**RECORD SET:**
'''

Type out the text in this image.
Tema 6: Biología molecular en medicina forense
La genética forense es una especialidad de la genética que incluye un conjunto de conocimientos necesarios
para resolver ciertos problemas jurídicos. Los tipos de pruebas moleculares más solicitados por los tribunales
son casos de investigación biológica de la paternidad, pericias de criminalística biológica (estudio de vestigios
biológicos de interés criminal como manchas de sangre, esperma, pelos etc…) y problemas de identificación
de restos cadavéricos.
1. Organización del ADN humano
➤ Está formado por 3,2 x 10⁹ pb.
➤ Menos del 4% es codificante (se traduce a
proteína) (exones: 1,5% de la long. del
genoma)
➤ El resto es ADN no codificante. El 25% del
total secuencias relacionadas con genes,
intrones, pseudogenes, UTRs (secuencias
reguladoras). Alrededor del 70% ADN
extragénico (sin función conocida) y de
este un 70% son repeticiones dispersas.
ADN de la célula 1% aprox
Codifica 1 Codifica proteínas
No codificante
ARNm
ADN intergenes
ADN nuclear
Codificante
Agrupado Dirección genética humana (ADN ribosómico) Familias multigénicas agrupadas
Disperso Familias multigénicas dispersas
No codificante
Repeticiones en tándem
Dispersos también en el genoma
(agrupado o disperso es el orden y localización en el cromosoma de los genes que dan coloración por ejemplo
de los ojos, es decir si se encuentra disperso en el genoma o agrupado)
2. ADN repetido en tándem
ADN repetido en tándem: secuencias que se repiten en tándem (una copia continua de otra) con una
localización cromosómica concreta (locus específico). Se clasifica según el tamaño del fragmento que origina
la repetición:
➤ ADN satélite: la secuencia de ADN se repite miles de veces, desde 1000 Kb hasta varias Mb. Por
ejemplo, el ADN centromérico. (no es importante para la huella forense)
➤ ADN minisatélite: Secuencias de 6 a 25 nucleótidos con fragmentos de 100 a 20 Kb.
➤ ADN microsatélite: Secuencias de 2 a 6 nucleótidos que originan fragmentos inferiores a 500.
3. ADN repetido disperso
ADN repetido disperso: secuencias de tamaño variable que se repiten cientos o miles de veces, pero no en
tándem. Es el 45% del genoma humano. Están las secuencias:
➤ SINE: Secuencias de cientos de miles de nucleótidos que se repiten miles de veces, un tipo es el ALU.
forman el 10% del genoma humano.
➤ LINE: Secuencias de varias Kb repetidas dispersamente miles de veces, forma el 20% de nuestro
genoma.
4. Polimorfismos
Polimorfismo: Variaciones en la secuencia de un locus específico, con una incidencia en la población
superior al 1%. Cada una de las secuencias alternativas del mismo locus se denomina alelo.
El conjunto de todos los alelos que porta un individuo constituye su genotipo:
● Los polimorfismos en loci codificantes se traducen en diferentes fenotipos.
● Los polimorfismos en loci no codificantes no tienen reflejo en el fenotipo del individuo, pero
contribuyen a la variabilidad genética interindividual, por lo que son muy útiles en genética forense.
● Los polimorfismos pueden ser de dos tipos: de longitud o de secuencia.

'''

**WHAT THE EXERCISE ASKS:** Where a line of the material above holds the string "tándem", copy that line.

**EXERCISE SOLUTION:**
Repeticiones en tándem
2. ADN repetido en tándem
ADN repetido en tándem: secuencias que se repiten en tándem (una copia continua de otra) con una
tándem. Es el 45% del genoma humano. Están las secuencias:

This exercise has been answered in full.